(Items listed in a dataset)
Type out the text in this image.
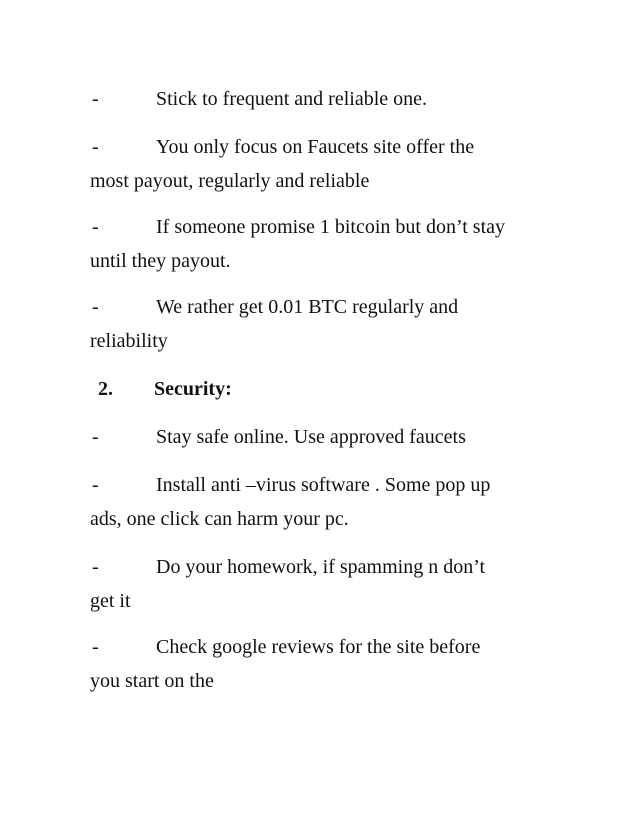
-	Stick to frequent and reliable one.

-	You only focus on Faucets site offer the
most payout, regularly and reliable

-	If someone promise 1 bitcoin but don’t stay
until they payout.

-	We rather get 0.01 BTC regularly and
reliability

2. Security:

-	Stay safe online. Use approved faucets

-	Install anti –virus software . Some pop up
ads, one click can harm your pc.

-	Do your homework, if spamming n don’t
get it

-	Check google reviews for the site before
you start on the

▶ [The problem] Would you restate the records above word for word and exclude the pictures?

▶ [Result for this exercise]
Type out the text in this image.
-	Stick to frequent and reliable one.

-	You only focus on Faucets site offer the
most payout, regularly and reliable

-	If someone promise 1 bitcoin but don’t stay
until they payout.

-	We rather get 0.01 BTC regularly and
reliability

2. Security:

-	Stay safe online. Use approved faucets

-	Install anti –virus software . Some pop up
ads, one click can harm your pc.

-	Do your homework, if spamming n don’t
get it

-	Check google reviews for the site before
you start on the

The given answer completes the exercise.